JOB: Find all lines in the records that include the word "ВВЕДЕН", and copy them out.

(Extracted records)
= = = = =

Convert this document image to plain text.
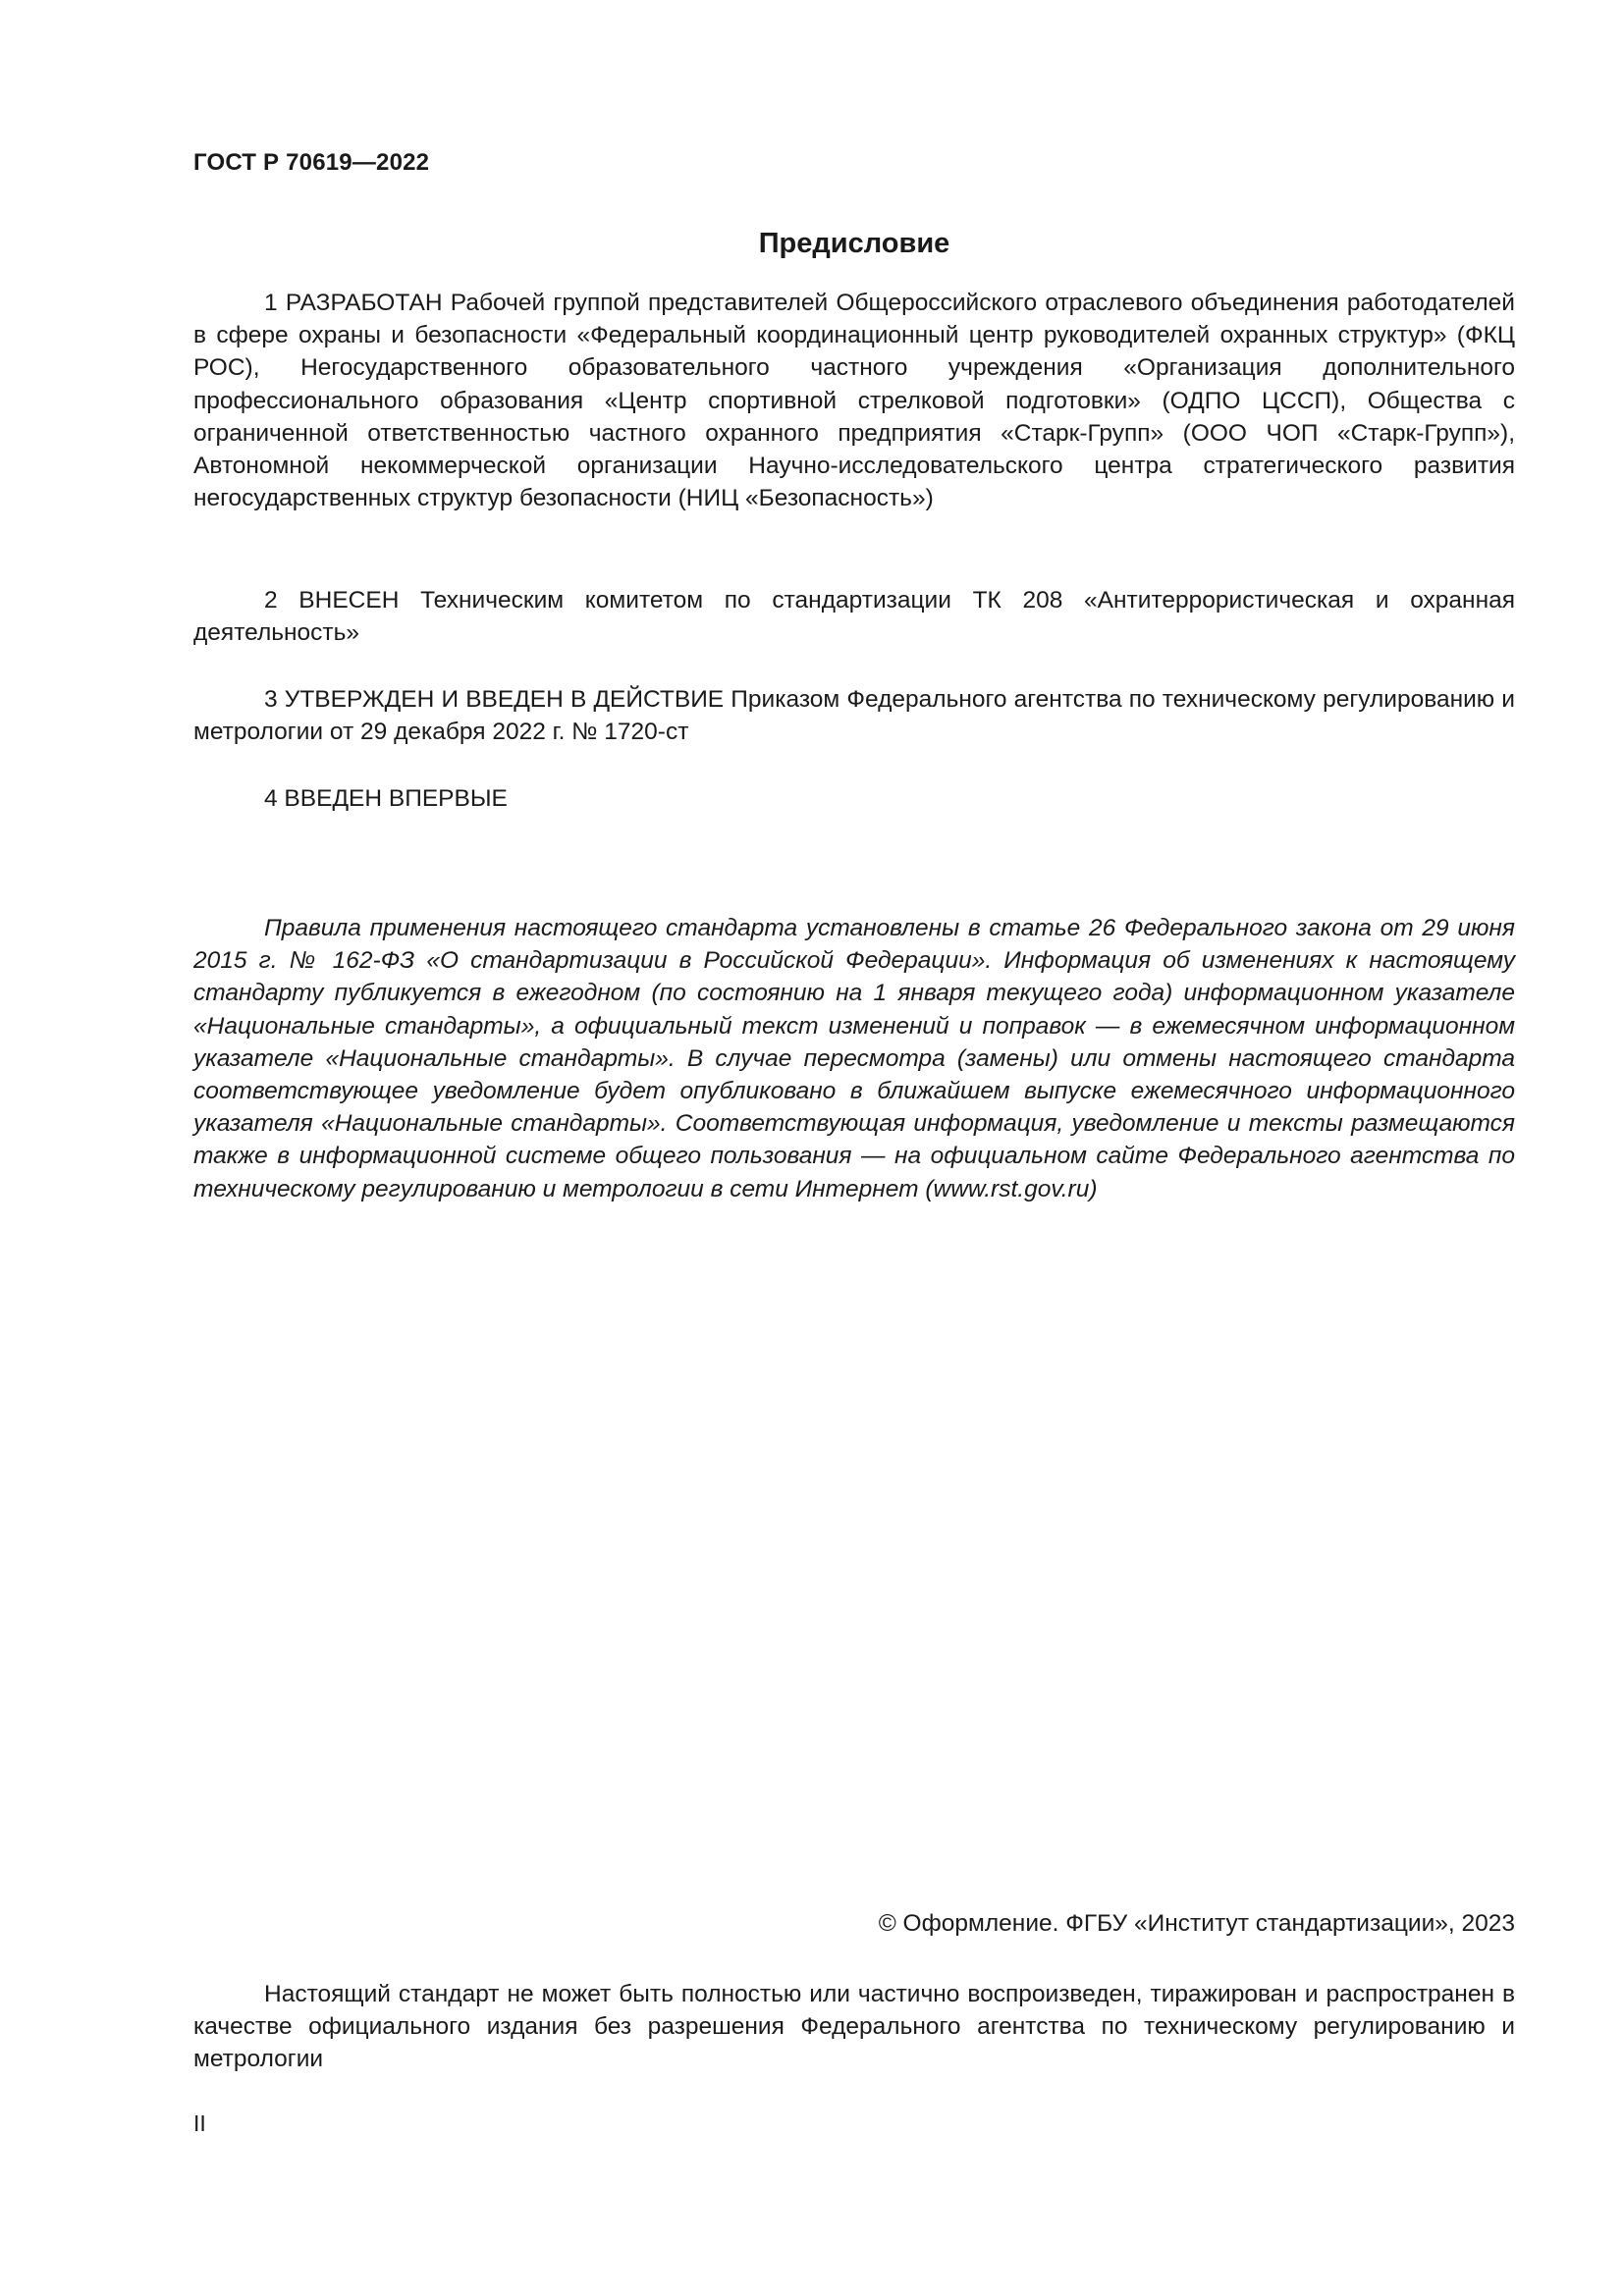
ГОСТ Р 70619—2022
Предисловие

1 РАЗРАБОТАН Рабочей группой представителей Общероссийского отраслевого объединения работодателей в сфере охраны и безопасности «Федеральный координационный центр руководителей охранных структур» (ФКЦ РОС), Негосударственного образовательного частного учреждения «Организация дополнительного профессионального образования «Центр спортивной стрелковой подготовки» (ОДПО ЦССП), Общества с ограниченной ответственностью частного охранного предприятия «Старк-Групп» (ООО ЧОП «Старк-Групп»), Автономной некоммерческой организации Научно-исследовательского центра стратегического развития негосударственных структур безопасности (НИЦ «Безопасность»)

2 ВНЕСЕН Техническим комитетом по стандартизации ТК 208 «Антитеррористическая и охранная деятельность»

3 УТВЕРЖДЕН И ВВЕДЕН В ДЕЙСТВИЕ Приказом Федерального агентства по техническому регулированию и метрологии от 29 декабря 2022 г. № 1720-ст

4 ВВЕДЕН ВПЕРВЫЕ

Правила применения настоящего стандарта установлены в статье 26 Федерального закона от 29 июня 2015 г. № 162-ФЗ «О стандартизации в Российской Федерации». Информация об изменениях к настоящему стандарту публикуется в ежегодном (по состоянию на 1 января текущего года) информационном указателе «Национальные стандарты», а официальный текст изменений и поправок — в ежемесячном информационном указателе «Национальные стандарты». В случае пересмотра (замены) или отмены настоящего стандарта соответствующее уведомление будет опубликовано в ближайшем выпуске ежемесячного информационного указателя «Национальные стандарты». Соответствующая информация, уведомление и тексты размещаются также в информационной системе общего пользования — на официальном сайте Федерального агентства по техническому регулированию и метрологии в сети Интернет (www.rst.gov.ru)

© Оформление. ФГБУ «Институт стандартизации», 2023

Настоящий стандарт не может быть полностью или частично воспроизведен, тиражирован и распространен в качестве официального издания без разрешения Федерального агентства по техническому регулированию и метрологии

II
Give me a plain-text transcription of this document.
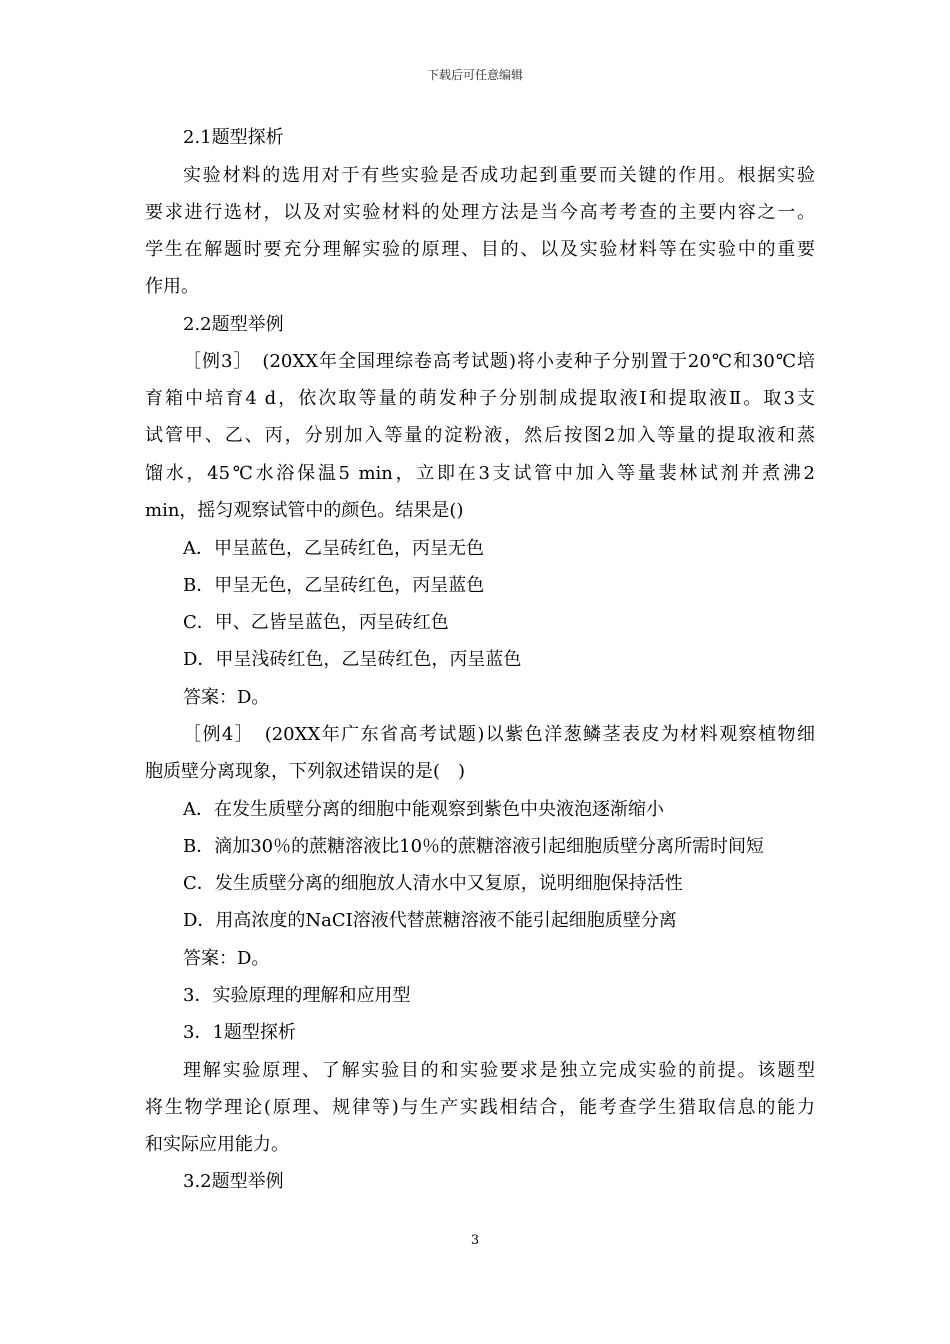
下载后可任意编辑
2.1题型探析
实验材料的选用对于有些实验是否成功起到重要而关键的作用。根据实验
要求进行选材，以及对实验材料的处理方法是当今高考考查的主要内容之一。
学生在解题时要充分理解实验的原理、目的、以及实验材料等在实验中的重要
作用。
2.2题型举例
［例3］　(20XX年全国理综卷高考试题)将小麦种子分别置于20℃和30℃培
育箱中培育4 d，依次取等量的萌发种子分别制成提取液Ⅰ和提取液Ⅱ。取3支
试管甲、乙、丙，分别加入等量的淀粉液，然后按图2加入等量的提取液和蒸
馏水，45℃水浴保温5 min，立即在3支试管中加入等量裴林试剂并煮沸2
min，摇匀观察试管中的颜色。结果是()
A．甲呈蓝色，乙呈砖红色，丙呈无色
B．甲呈无色，乙呈砖红色，丙呈蓝色
C．甲、乙皆呈蓝色，丙呈砖红色
D．甲呈浅砖红色，乙呈砖红色，丙呈蓝色
答案：D。
［例4］　(20XX年广东省高考试题)以紫色洋葱鳞茎表皮为材料观察植物细
胞质壁分离现象，下列叙述错误的是(　)
A．在发生质壁分离的细胞中能观察到紫色中央液泡逐渐缩小
B．滴加30％的蔗糖溶液比10％的蔗糖溶液引起细胞质壁分离所需时间短
C．发生质壁分离的细胞放人清水中又复原，说明细胞保持活性
D．用高浓度的NaCI溶液代替蔗糖溶液不能引起细胞质壁分离
答案：D。
3．实验原理的理解和应用型
3．1题型探析
理解实验原理、了解实验目的和实验要求是独立完成实验的前提。该题型
将生物学理论(原理、规律等)与生产实践相结合，能考查学生猎取信息的能力
和实际应用能力。
3.2题型举例
3
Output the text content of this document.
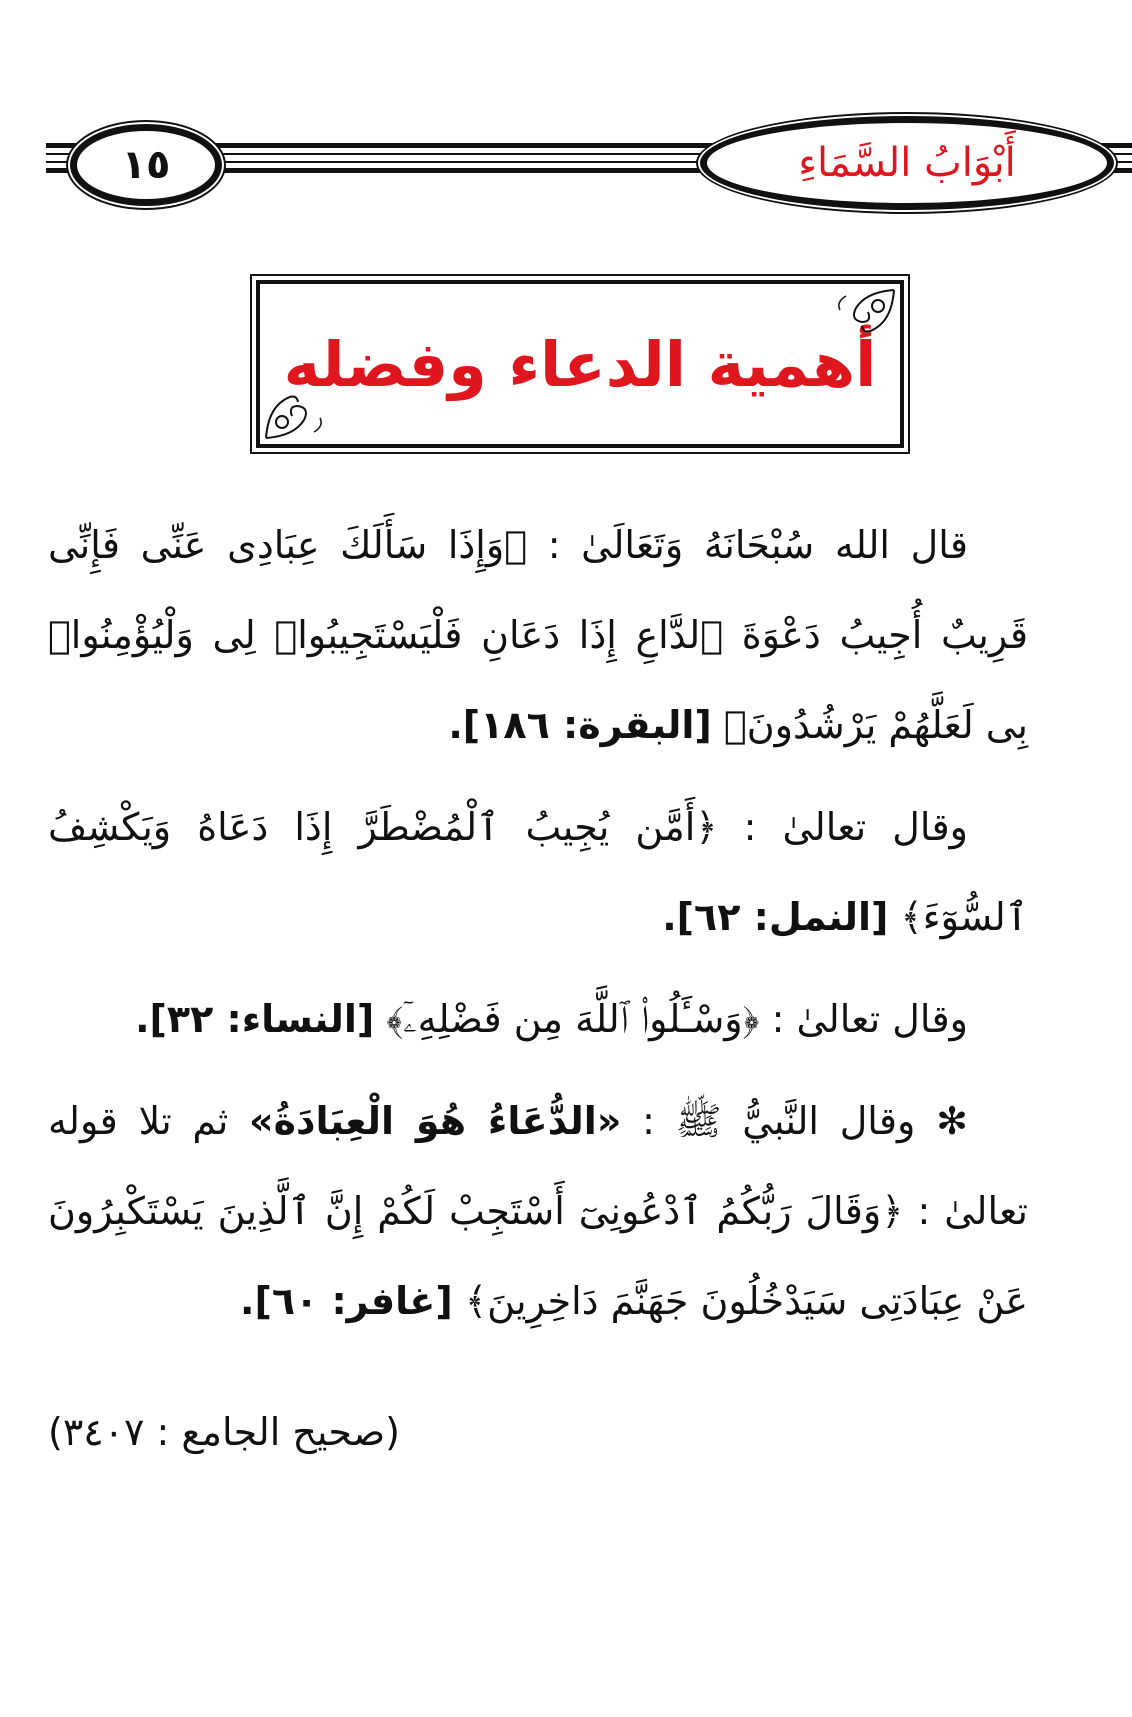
١٥	أَبْوَابُ السَّمَاءِ
أهمية الدعاء وفضله

قال الله سُبْحَانَهُ وَتَعَالَىٰ : ﴿وَإِذَا سَأَلَكَ عِبَادِى عَنِّى فَإِنِّى قَرِيبٌ أُجِيبُ دَعْوَةَ ٱلدَّاعِ إِذَا دَعَانِ فَلْيَسْتَجِيبُوا۟ لِى وَلْيُؤْمِنُوا۟ بِى لَعَلَّهُمْ يَرْشُدُونَ﴾ [البقرة: ١٨٦].

وقال تعالىٰ : ﴿أَمَّن يُجِيبُ ٱلْمُضْطَرَّ إِذَا دَعَاهُ وَيَكْشِفُ ٱلسُّوٓءَ﴾ [النمل: ٦٢].

وقال تعالىٰ : ﴿وَسْـَٔلُوا۟ ٱللَّهَ مِن فَضْلِهِۦٓ﴾ [النساء: ٣٢].

✻ وقال النَّبيُّ ﷺ : «الدُّعَاءُ هُوَ الْعِبَادَةُ» ثم تلا قوله تعالىٰ : ﴿وَقَالَ رَبُّكُمُ ٱدْعُونِىٓ أَسْتَجِبْ لَكُمْ إِنَّ ٱلَّذِينَ يَسْتَكْبِرُونَ عَنْ عِبَادَتِى سَيَدْخُلُونَ جَهَنَّمَ دَاخِرِينَ﴾ [غافر: ٦٠].

(صحيح الجامع : ٣٤٠٧)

= = = = =

ANSWER FOR THIS EXERCISE:
3 УТВЕРЖДЕН И ВВЕДЕН В ДЕЙСТВИЕ Приказом Федерального агентства по техническому регулированию и метрологии от 29 декабря 2022 г. № 1720-ст
4 ВВЕДЕН ВПЕРВЫЕ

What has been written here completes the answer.